> _AIM OF THE EXERCISE_: Each entry must appear again exactly as it does in the source.

Some records:
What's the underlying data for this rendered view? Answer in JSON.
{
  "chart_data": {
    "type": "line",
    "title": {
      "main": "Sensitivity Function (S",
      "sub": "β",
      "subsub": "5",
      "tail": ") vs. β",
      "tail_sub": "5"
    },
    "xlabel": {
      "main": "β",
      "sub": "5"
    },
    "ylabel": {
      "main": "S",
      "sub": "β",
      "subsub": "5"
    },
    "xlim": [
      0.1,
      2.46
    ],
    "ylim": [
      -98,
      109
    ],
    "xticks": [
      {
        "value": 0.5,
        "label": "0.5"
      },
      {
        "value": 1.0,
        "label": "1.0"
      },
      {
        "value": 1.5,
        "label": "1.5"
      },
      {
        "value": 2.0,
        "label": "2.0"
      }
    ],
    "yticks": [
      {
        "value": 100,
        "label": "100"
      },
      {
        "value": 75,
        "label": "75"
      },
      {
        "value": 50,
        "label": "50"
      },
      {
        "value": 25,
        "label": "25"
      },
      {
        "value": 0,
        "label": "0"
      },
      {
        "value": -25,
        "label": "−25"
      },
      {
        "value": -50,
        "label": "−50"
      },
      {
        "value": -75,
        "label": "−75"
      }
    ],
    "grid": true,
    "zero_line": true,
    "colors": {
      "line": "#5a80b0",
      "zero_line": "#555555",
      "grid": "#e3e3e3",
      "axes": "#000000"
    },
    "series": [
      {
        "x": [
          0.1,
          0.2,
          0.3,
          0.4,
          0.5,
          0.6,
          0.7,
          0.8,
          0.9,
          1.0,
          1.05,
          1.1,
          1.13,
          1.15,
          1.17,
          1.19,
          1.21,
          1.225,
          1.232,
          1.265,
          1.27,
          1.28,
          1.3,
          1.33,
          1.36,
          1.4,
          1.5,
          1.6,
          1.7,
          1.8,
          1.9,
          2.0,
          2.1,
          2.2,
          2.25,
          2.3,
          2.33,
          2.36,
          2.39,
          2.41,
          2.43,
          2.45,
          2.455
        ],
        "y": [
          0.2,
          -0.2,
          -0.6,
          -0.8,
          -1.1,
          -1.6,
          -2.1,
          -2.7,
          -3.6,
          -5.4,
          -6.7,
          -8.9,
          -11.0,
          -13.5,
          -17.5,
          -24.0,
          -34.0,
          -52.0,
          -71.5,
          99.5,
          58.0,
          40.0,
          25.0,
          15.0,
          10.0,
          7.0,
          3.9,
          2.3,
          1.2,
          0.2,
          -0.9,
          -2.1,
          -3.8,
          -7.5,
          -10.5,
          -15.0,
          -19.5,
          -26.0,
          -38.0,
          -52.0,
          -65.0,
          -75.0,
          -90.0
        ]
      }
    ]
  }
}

> _TASK RESPONSE_:
What's the underlying data for this rendered view? Answer in JSON.
{
  "chart_data": {
    "type": "line",
    "title": {
      "main": "Sensitivity Function (S",
      "sub": "β",
      "subsub": "5",
      "tail": ") vs. β",
      "tail_sub": "5"
    },
    "xlabel": {
      "main": "β",
      "sub": "5"
    },
    "ylabel": {
      "main": "S",
      "sub": "β",
      "subsub": "5"
    },
    "xlim": [
      0.1,
      2.46
    ],
    "ylim": [
      -98,
      109
    ],
    "xticks": [
      {
        "value": 0.5,
        "label": "0.5"
      },
      {
        "value": 1.0,
        "label": "1.0"
      },
      {
        "value": 1.5,
        "label": "1.5"
      },
      {
        "value": 2.0,
        "label": "2.0"
      }
    ],
    "yticks": [
      {
        "value": 100,
        "label": "100"
      },
      {
        "value": 75,
        "label": "75"
      },
      {
        "value": 50,
        "label": "50"
      },
      {
        "value": 25,
        "label": "25"
      },
      {
        "value": 0,
        "label": "0"
      },
      {
        "value": -25,
        "label": "−25"
      },
      {
        "value": -50,
        "label": "−50"
      },
      {
        "value": -75,
        "label": "−75"
      }
    ],
    "grid": true,
    "zero_line": true,
    "colors": {
      "line": "#5a80b0",
      "zero_line": "#555555",
      "grid": "#e3e3e3",
      "axes": "#000000"
    },
    "series": [
      {
        "x": [
          0.1,
          0.2,
          0.3,
          0.4,
          0.5,
          0.6,
          0.7,
          0.8,
          0.9,
          1.0,
          1.05,
          1.1,
          1.13,
          1.15,
          1.17,
          1.19,
          1.21,
          1.225,
          1.232,
          1.265,
          1.27,
          1.28,
          1.3,
          1.33,
          1.36,
          1.4,
          1.5,
          1.6,
          1.7,
          1.8,
          1.9,
          2.0,
          2.1,
          2.2,
          2.25,
          2.3,
          2.33,
          2.36,
          2.39,
          2.41,
          2.43,
          2.45,
          2.455
        ],
        "y": [
          0.2,
          -0.2,
          -0.6,
          -0.8,
          -1.1,
          -1.6,
          -2.1,
          -2.7,
          -3.6,
          -5.4,
          -6.7,
          -8.9,
          -11.0,
          -13.5,
          -17.5,
          -24.0,
          -34.0,
          -52.0,
          -71.5,
          99.5,
          58.0,
          40.0,
          25.0,
          15.0,
          10.0,
          7.0,
          3.9,
          2.3,
          1.2,
          0.2,
          -0.9,
          -2.1,
          -3.8,
          -7.5,
          -10.5,
          -15.0,
          -19.5,
          -26.0,
          -38.0,
          -52.0,
          -65.0,
          -75.0,
          -90.0
        ]
      }
    ]
  }
}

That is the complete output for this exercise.